## [EXERCISE PROMPT]
The entries below should be quoted exactly, with no pictures carried over.

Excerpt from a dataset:
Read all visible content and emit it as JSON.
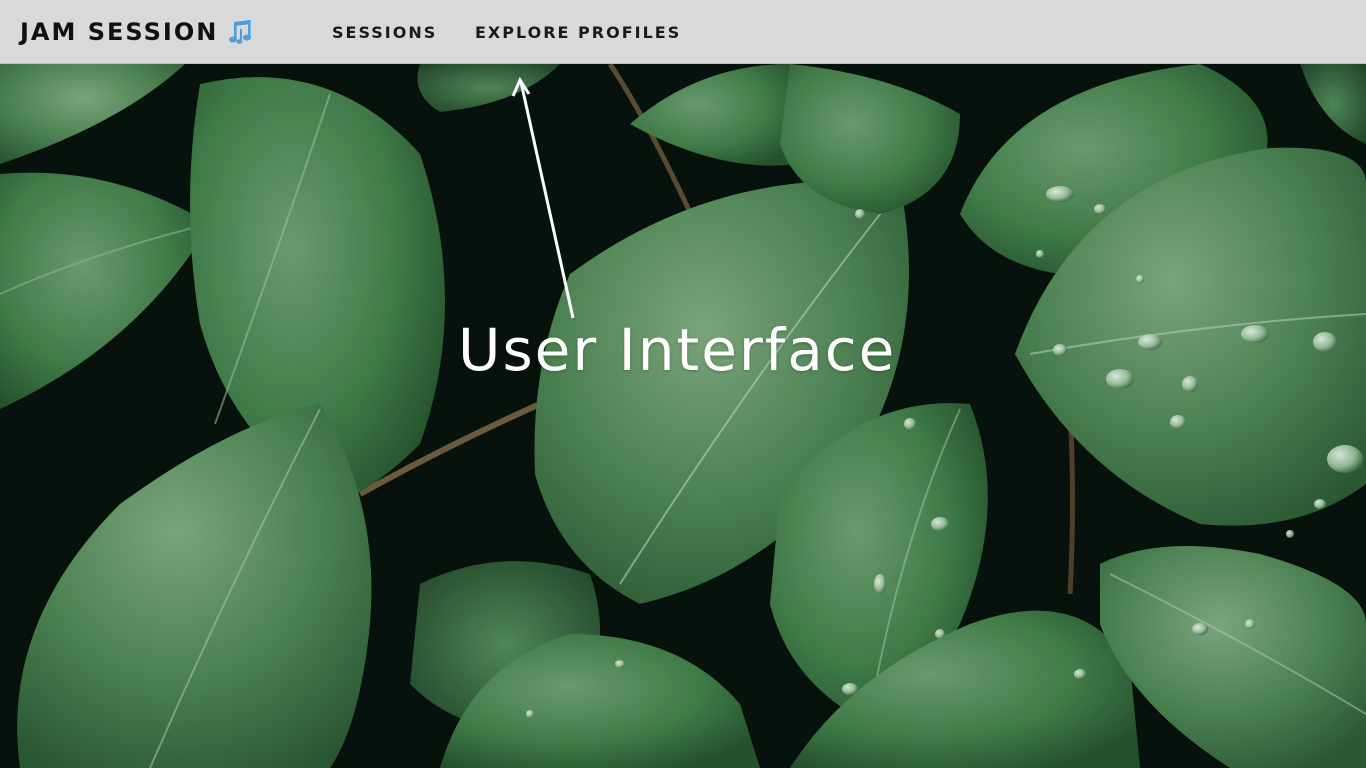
{
  "navbar": {
    "brand_title": "JAM SESSION",
    "brand_icon": "music-notes-icon",
    "links": [
      {
        "label": "SESSIONS"
      },
      {
        "label": "EXPLORE PROFILES"
      }
    ]
  },
  "hero": {
    "title": "User Interface",
    "background": "green-leaves-with-water-droplets"
  },
  "colors": {
    "navbar_bg": "#d9d9d9",
    "brand_icon": "#4a9fe0",
    "hero_text": "#ffffff",
    "leaf_green": "#3f7a47",
    "dark_bg": "#0b1410"
  }
}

## [REPLY TO THE TASK]
Read all visible content and emit it as JSON.
{
  "navbar": {
    "brand_title": "JAM SESSION",
    "brand_icon": "music-notes-icon",
    "links": [
      {
        "label": "SESSIONS"
      },
      {
        "label": "EXPLORE PROFILES"
      }
    ]
  },
  "hero": {
    "title": "User Interface",
    "background": "green-leaves-with-water-droplets"
  },
  "colors": {
    "navbar_bg": "#d9d9d9",
    "brand_icon": "#4a9fe0",
    "hero_text": "#ffffff",
    "leaf_green": "#3f7a47",
    "dark_bg": "#0b1410"
  }
}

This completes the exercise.